- [Problem to solve] Only a number is wanted: how many lines of the entries include the string "JSON"?

- [The data]
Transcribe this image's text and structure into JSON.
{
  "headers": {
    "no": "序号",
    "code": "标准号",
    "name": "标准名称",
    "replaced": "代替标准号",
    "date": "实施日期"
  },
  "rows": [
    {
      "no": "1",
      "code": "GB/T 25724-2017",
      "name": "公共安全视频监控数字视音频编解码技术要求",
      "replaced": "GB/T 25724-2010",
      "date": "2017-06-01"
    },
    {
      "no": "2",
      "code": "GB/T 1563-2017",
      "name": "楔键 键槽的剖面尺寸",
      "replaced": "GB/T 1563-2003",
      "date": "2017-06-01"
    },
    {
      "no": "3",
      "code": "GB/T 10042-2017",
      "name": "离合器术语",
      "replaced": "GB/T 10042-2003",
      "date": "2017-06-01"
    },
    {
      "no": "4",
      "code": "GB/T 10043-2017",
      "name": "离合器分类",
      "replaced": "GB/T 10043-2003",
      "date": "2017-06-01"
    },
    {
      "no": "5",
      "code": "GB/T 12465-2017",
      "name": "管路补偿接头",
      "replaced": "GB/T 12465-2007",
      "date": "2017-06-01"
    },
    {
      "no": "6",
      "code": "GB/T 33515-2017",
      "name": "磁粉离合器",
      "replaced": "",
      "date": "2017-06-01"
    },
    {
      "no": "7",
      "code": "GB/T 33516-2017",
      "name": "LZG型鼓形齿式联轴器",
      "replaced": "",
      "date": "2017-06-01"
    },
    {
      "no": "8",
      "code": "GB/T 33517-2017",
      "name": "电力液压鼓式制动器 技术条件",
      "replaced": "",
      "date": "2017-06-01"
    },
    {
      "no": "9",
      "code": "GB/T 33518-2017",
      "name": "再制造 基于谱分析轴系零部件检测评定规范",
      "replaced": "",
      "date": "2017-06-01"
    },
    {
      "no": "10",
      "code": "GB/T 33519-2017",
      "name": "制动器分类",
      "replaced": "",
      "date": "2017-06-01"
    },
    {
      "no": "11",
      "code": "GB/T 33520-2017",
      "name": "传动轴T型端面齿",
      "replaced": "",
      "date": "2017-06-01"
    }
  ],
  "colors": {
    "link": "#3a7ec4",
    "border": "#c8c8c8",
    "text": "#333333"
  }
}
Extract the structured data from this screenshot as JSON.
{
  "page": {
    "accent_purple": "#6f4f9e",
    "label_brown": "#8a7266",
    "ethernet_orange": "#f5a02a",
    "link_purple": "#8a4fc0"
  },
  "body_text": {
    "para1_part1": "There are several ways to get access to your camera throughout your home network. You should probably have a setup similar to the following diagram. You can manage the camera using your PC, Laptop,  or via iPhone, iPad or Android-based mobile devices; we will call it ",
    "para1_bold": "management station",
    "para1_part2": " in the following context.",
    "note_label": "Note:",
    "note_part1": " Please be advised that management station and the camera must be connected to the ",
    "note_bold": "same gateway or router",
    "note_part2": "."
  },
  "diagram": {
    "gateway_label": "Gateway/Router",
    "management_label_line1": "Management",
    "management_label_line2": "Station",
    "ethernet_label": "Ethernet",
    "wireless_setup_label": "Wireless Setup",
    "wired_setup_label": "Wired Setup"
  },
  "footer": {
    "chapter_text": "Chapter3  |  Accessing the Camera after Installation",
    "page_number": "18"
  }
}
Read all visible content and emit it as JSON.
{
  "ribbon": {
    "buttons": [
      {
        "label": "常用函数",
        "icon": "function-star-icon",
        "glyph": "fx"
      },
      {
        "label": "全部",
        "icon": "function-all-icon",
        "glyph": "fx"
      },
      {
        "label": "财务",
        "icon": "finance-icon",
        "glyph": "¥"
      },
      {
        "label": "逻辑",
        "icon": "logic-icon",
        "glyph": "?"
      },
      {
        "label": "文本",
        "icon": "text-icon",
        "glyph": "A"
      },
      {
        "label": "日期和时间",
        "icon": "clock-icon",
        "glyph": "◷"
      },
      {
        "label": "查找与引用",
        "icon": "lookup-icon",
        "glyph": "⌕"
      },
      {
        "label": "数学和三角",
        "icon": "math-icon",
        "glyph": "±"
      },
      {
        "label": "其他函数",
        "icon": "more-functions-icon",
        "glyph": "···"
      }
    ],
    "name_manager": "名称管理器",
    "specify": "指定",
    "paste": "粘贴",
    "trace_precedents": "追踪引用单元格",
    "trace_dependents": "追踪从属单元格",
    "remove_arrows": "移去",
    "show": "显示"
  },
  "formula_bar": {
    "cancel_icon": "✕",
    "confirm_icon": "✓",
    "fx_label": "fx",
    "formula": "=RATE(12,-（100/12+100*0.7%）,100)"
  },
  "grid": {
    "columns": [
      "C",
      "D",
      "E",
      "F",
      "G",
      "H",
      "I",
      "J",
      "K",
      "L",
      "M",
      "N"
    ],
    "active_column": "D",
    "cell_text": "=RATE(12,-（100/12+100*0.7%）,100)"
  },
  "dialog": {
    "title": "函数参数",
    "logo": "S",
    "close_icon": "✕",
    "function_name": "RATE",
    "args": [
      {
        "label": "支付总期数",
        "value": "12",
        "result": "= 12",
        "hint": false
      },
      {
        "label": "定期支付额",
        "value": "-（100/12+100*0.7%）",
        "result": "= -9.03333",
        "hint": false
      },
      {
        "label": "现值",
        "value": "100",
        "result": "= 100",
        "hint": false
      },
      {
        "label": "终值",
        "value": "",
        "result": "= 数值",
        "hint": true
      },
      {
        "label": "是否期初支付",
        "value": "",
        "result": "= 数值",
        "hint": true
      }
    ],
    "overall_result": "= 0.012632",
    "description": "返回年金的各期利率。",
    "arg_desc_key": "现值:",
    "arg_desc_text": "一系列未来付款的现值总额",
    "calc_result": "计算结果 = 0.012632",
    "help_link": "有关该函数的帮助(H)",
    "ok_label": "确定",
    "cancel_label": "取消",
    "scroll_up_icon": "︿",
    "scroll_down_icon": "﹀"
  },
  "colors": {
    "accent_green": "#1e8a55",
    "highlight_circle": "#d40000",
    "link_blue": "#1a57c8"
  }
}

- [Task response] 3